> [WHAT YOU WILL DO] Check each line of the listing for the string "name", then state how many lines have it. Only the number is wanted.

Recorded data
☆ ☆ ☆ ☆
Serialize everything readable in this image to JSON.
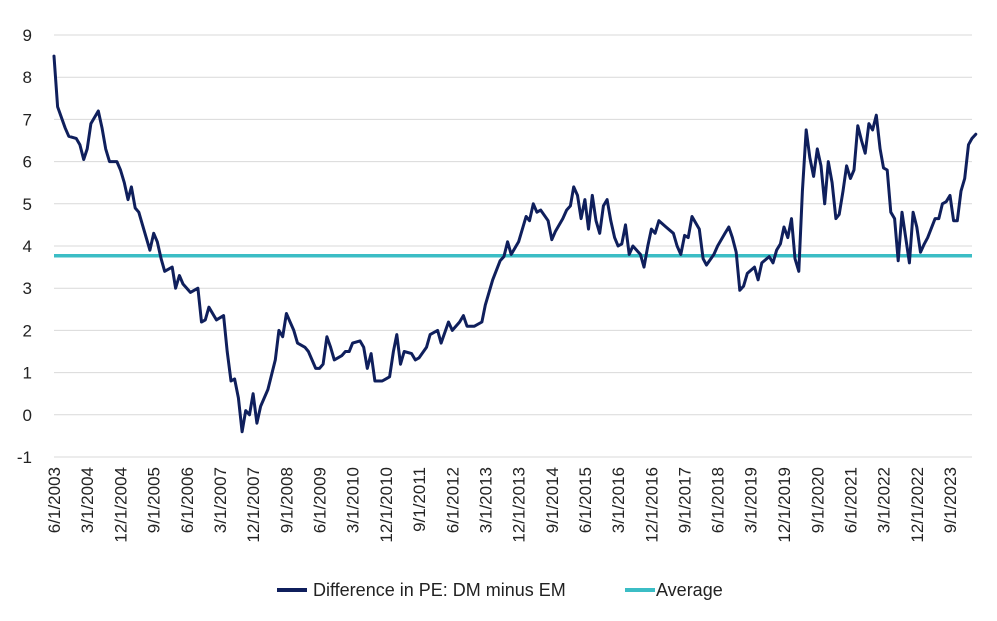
{
  "chart_data": {
    "type": "line",
    "title": "",
    "xlabel": "",
    "ylabel": "",
    "ylim": [
      -1,
      9
    ],
    "yticks": [
      -1,
      0,
      1,
      2,
      3,
      4,
      5,
      6,
      7,
      8,
      9
    ],
    "xticks": [
      "6/1/2003",
      "3/1/2004",
      "12/1/2004",
      "9/1/2005",
      "6/1/2006",
      "3/1/2007",
      "12/1/2007",
      "9/1/2008",
      "6/1/2009",
      "3/1/2010",
      "12/1/2010",
      "9/1/2011",
      "6/1/2012",
      "3/1/2013",
      "12/1/2013",
      "9/1/2014",
      "6/1/2015",
      "3/1/2016",
      "12/1/2016",
      "9/1/2017",
      "6/1/2018",
      "3/1/2019",
      "12/1/2019",
      "9/1/2020",
      "6/1/2021",
      "3/1/2022",
      "12/1/2022",
      "9/1/2023"
    ],
    "grid": true,
    "legend_position": "bottom",
    "x_start": "6/1/2003",
    "x_end": "3/1/2024",
    "series": [
      {
        "name": "Difference in PE: DM minus EM",
        "color": "#0f1f5c",
        "points": [
          [
            "6/1/2003",
            8.5
          ],
          [
            "7/1/2003",
            7.3
          ],
          [
            "9/1/2003",
            6.8
          ],
          [
            "10/1/2003",
            6.6
          ],
          [
            "12/1/2003",
            6.55
          ],
          [
            "1/1/2004",
            6.4
          ],
          [
            "2/1/2004",
            6.05
          ],
          [
            "3/1/2004",
            6.3
          ],
          [
            "4/1/2004",
            6.9
          ],
          [
            "6/1/2004",
            7.2
          ],
          [
            "7/1/2004",
            6.8
          ],
          [
            "8/1/2004",
            6.3
          ],
          [
            "9/1/2004",
            6.0
          ],
          [
            "11/1/2004",
            6.0
          ],
          [
            "12/1/2004",
            5.8
          ],
          [
            "1/1/2005",
            5.5
          ],
          [
            "2/1/2005",
            5.1
          ],
          [
            "3/1/2005",
            5.4
          ],
          [
            "4/1/2005",
            4.9
          ],
          [
            "5/1/2005",
            4.8
          ],
          [
            "6/1/2005",
            4.5
          ],
          [
            "7/1/2005",
            4.2
          ],
          [
            "8/1/2005",
            3.9
          ],
          [
            "9/1/2005",
            4.3
          ],
          [
            "10/1/2005",
            4.1
          ],
          [
            "11/1/2005",
            3.7
          ],
          [
            "12/1/2005",
            3.4
          ],
          [
            "2/1/2006",
            3.5
          ],
          [
            "3/1/2006",
            3.0
          ],
          [
            "4/1/2006",
            3.3
          ],
          [
            "5/1/2006",
            3.1
          ],
          [
            "7/1/2006",
            2.9
          ],
          [
            "9/1/2006",
            3.0
          ],
          [
            "10/1/2006",
            2.2
          ],
          [
            "11/1/2006",
            2.25
          ],
          [
            "12/1/2006",
            2.55
          ],
          [
            "2/1/2007",
            2.25
          ],
          [
            "4/1/2007",
            2.35
          ],
          [
            "5/1/2007",
            1.5
          ],
          [
            "6/1/2007",
            0.8
          ],
          [
            "7/1/2007",
            0.85
          ],
          [
            "8/1/2007",
            0.4
          ],
          [
            "9/1/2007",
            -0.4
          ],
          [
            "10/1/2007",
            0.1
          ],
          [
            "11/1/2007",
            0.0
          ],
          [
            "12/1/2007",
            0.5
          ],
          [
            "1/1/2008",
            -0.2
          ],
          [
            "2/1/2008",
            0.2
          ],
          [
            "4/1/2008",
            0.6
          ],
          [
            "6/1/2008",
            1.3
          ],
          [
            "7/1/2008",
            2.0
          ],
          [
            "8/1/2008",
            1.85
          ],
          [
            "9/1/2008",
            2.4
          ],
          [
            "10/1/2008",
            2.2
          ],
          [
            "11/1/2008",
            2.0
          ],
          [
            "12/1/2008",
            1.7
          ],
          [
            "2/1/2009",
            1.6
          ],
          [
            "3/1/2009",
            1.5
          ],
          [
            "5/1/2009",
            1.1
          ],
          [
            "6/1/2009",
            1.1
          ],
          [
            "7/1/2009",
            1.2
          ],
          [
            "8/1/2009",
            1.85
          ],
          [
            "9/1/2009",
            1.6
          ],
          [
            "10/1/2009",
            1.3
          ],
          [
            "12/1/2009",
            1.4
          ],
          [
            "1/1/2010",
            1.5
          ],
          [
            "2/1/2010",
            1.5
          ],
          [
            "3/1/2010",
            1.7
          ],
          [
            "5/1/2010",
            1.75
          ],
          [
            "6/1/2010",
            1.6
          ],
          [
            "7/1/2010",
            1.1
          ],
          [
            "8/1/2010",
            1.45
          ],
          [
            "9/1/2010",
            0.8
          ],
          [
            "11/1/2010",
            0.8
          ],
          [
            "12/1/2010",
            0.85
          ],
          [
            "1/1/2011",
            0.9
          ],
          [
            "2/1/2011",
            1.5
          ],
          [
            "3/1/2011",
            1.9
          ],
          [
            "4/1/2011",
            1.2
          ],
          [
            "5/1/2011",
            1.5
          ],
          [
            "7/1/2011",
            1.45
          ],
          [
            "8/1/2011",
            1.3
          ],
          [
            "9/1/2011",
            1.35
          ],
          [
            "11/1/2011",
            1.6
          ],
          [
            "12/1/2011",
            1.9
          ],
          [
            "2/1/2012",
            2.0
          ],
          [
            "3/1/2012",
            1.7
          ],
          [
            "5/1/2012",
            2.2
          ],
          [
            "6/1/2012",
            2.0
          ],
          [
            "8/1/2012",
            2.2
          ],
          [
            "9/1/2012",
            2.35
          ],
          [
            "10/1/2012",
            2.1
          ],
          [
            "12/1/2012",
            2.1
          ],
          [
            "2/1/2013",
            2.2
          ],
          [
            "3/1/2013",
            2.6
          ],
          [
            "5/1/2013",
            3.2
          ],
          [
            "7/1/2013",
            3.65
          ],
          [
            "8/1/2013",
            3.75
          ],
          [
            "9/1/2013",
            4.1
          ],
          [
            "10/1/2013",
            3.8
          ],
          [
            "12/1/2013",
            4.1
          ],
          [
            "2/1/2014",
            4.7
          ],
          [
            "3/1/2014",
            4.6
          ],
          [
            "4/1/2014",
            5.0
          ],
          [
            "5/1/2014",
            4.8
          ],
          [
            "6/1/2014",
            4.85
          ],
          [
            "8/1/2014",
            4.6
          ],
          [
            "9/1/2014",
            4.15
          ],
          [
            "10/1/2014",
            4.35
          ],
          [
            "12/1/2014",
            4.65
          ],
          [
            "1/1/2015",
            4.85
          ],
          [
            "2/1/2015",
            4.95
          ],
          [
            "3/1/2015",
            5.4
          ],
          [
            "4/1/2015",
            5.2
          ],
          [
            "5/1/2015",
            4.65
          ],
          [
            "6/1/2015",
            5.1
          ],
          [
            "7/1/2015",
            4.4
          ],
          [
            "8/1/2015",
            5.2
          ],
          [
            "9/1/2015",
            4.6
          ],
          [
            "10/1/2015",
            4.3
          ],
          [
            "11/1/2015",
            4.95
          ],
          [
            "12/1/2015",
            5.1
          ],
          [
            "1/1/2016",
            4.6
          ],
          [
            "2/1/2016",
            4.2
          ],
          [
            "3/1/2016",
            4.0
          ],
          [
            "4/1/2016",
            4.05
          ],
          [
            "5/1/2016",
            4.5
          ],
          [
            "6/1/2016",
            3.8
          ],
          [
            "7/1/2016",
            4.0
          ],
          [
            "9/1/2016",
            3.8
          ],
          [
            "10/1/2016",
            3.5
          ],
          [
            "11/1/2016",
            4.0
          ],
          [
            "12/1/2016",
            4.4
          ],
          [
            "1/1/2017",
            4.3
          ],
          [
            "2/1/2017",
            4.6
          ],
          [
            "4/1/2017",
            4.45
          ],
          [
            "6/1/2017",
            4.3
          ],
          [
            "7/1/2017",
            4.0
          ],
          [
            "8/1/2017",
            3.8
          ],
          [
            "9/1/2017",
            4.25
          ],
          [
            "10/1/2017",
            4.2
          ],
          [
            "11/1/2017",
            4.7
          ],
          [
            "1/1/2018",
            4.4
          ],
          [
            "2/1/2018",
            3.7
          ],
          [
            "3/1/2018",
            3.55
          ],
          [
            "5/1/2018",
            3.8
          ],
          [
            "6/1/2018",
            4.0
          ],
          [
            "8/1/2018",
            4.3
          ],
          [
            "9/1/2018",
            4.45
          ],
          [
            "10/1/2018",
            4.2
          ],
          [
            "11/1/2018",
            3.85
          ],
          [
            "12/1/2018",
            2.95
          ],
          [
            "1/1/2019",
            3.05
          ],
          [
            "2/1/2019",
            3.35
          ],
          [
            "4/1/2019",
            3.5
          ],
          [
            "5/1/2019",
            3.2
          ],
          [
            "6/1/2019",
            3.6
          ],
          [
            "8/1/2019",
            3.75
          ],
          [
            "9/1/2019",
            3.6
          ],
          [
            "10/1/2019",
            3.9
          ],
          [
            "11/1/2019",
            4.05
          ],
          [
            "12/1/2019",
            4.45
          ],
          [
            "1/1/2020",
            4.2
          ],
          [
            "2/1/2020",
            4.65
          ],
          [
            "3/1/2020",
            3.7
          ],
          [
            "4/1/2020",
            3.4
          ],
          [
            "5/1/2020",
            5.3
          ],
          [
            "6/1/2020",
            6.75
          ],
          [
            "7/1/2020",
            6.1
          ],
          [
            "8/1/2020",
            5.65
          ],
          [
            "9/1/2020",
            6.3
          ],
          [
            "10/1/2020",
            5.9
          ],
          [
            "11/1/2020",
            5.0
          ],
          [
            "12/1/2020",
            6.0
          ],
          [
            "1/1/2021",
            5.5
          ],
          [
            "2/1/2021",
            4.65
          ],
          [
            "3/1/2021",
            4.75
          ],
          [
            "4/1/2021",
            5.3
          ],
          [
            "5/1/2021",
            5.9
          ],
          [
            "6/1/2021",
            5.6
          ],
          [
            "7/1/2021",
            5.8
          ],
          [
            "8/1/2021",
            6.85
          ],
          [
            "9/1/2021",
            6.5
          ],
          [
            "10/1/2021",
            6.2
          ],
          [
            "11/1/2021",
            6.9
          ],
          [
            "12/1/2021",
            6.75
          ],
          [
            "1/1/2022",
            7.1
          ],
          [
            "2/1/2022",
            6.3
          ],
          [
            "3/1/2022",
            5.85
          ],
          [
            "4/1/2022",
            5.8
          ],
          [
            "5/1/2022",
            4.8
          ],
          [
            "6/1/2022",
            4.65
          ],
          [
            "7/1/2022",
            3.65
          ],
          [
            "8/1/2022",
            4.8
          ],
          [
            "9/1/2022",
            4.2
          ],
          [
            "10/1/2022",
            3.6
          ],
          [
            "11/1/2022",
            4.8
          ],
          [
            "12/1/2022",
            4.45
          ],
          [
            "1/1/2023",
            3.85
          ],
          [
            "2/1/2023",
            4.05
          ],
          [
            "3/1/2023",
            4.2
          ],
          [
            "5/1/2023",
            4.65
          ],
          [
            "6/1/2023",
            4.65
          ],
          [
            "7/1/2023",
            5.0
          ],
          [
            "8/1/2023",
            5.05
          ],
          [
            "9/1/2023",
            5.2
          ],
          [
            "10/1/2023",
            4.6
          ],
          [
            "11/1/2023",
            4.6
          ],
          [
            "12/1/2023",
            5.3
          ],
          [
            "1/1/2024",
            5.6
          ],
          [
            "2/1/2024",
            6.4
          ],
          [
            "3/1/2024",
            6.55
          ],
          [
            "4/1/2024",
            6.65
          ]
        ]
      },
      {
        "name": "Average",
        "color": "#3bbdc5",
        "constant": 3.77
      }
    ]
  }
}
☆ ☆ ☆ ☆
> [SOLVED EXERCISE] 2